## [WRITTEN INSTRUCTION]
Report every line of the entries below that contains the string "title", copying each line in full. Matching is case-sensitive.
[start of THE RECORDS]
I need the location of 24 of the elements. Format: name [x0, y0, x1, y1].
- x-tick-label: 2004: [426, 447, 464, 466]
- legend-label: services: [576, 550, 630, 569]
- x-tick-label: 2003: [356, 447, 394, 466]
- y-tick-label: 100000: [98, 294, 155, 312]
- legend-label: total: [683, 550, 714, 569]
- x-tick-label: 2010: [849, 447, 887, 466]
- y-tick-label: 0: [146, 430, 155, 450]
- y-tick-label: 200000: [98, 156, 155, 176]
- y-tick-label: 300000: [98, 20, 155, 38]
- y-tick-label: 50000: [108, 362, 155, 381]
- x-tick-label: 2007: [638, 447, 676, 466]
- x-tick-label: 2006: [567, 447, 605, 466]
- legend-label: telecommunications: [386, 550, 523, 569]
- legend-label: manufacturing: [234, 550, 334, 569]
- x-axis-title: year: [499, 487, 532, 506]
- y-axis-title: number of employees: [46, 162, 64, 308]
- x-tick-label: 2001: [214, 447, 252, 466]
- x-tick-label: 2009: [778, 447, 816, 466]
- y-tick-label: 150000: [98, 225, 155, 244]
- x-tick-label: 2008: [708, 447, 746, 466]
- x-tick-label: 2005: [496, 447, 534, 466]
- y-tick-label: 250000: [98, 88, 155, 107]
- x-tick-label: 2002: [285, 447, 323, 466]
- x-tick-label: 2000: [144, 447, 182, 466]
[end of THE RECORDS]
[start of THE RECORDS]
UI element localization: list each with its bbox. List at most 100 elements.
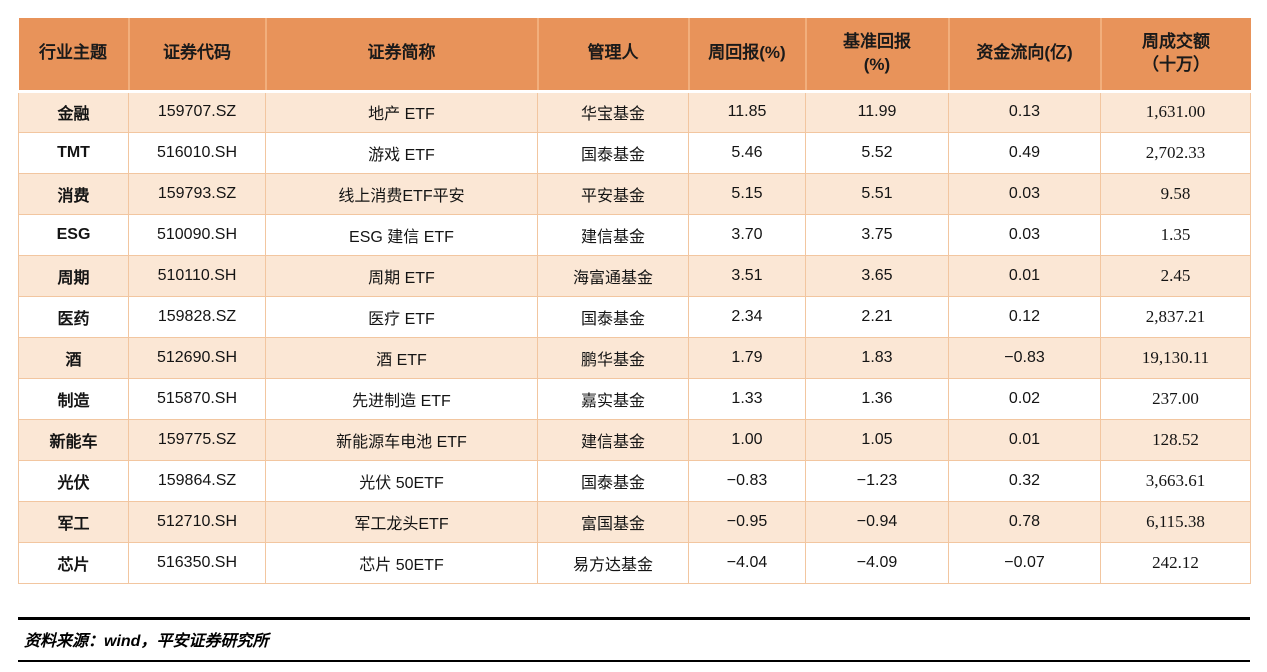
[end of THE RECORDS]
## [EXERCISE ANSWER]
- x-axis-title: year: [499, 487, 532, 506]
- y-axis-title: number of employees: [46, 162, 64, 308]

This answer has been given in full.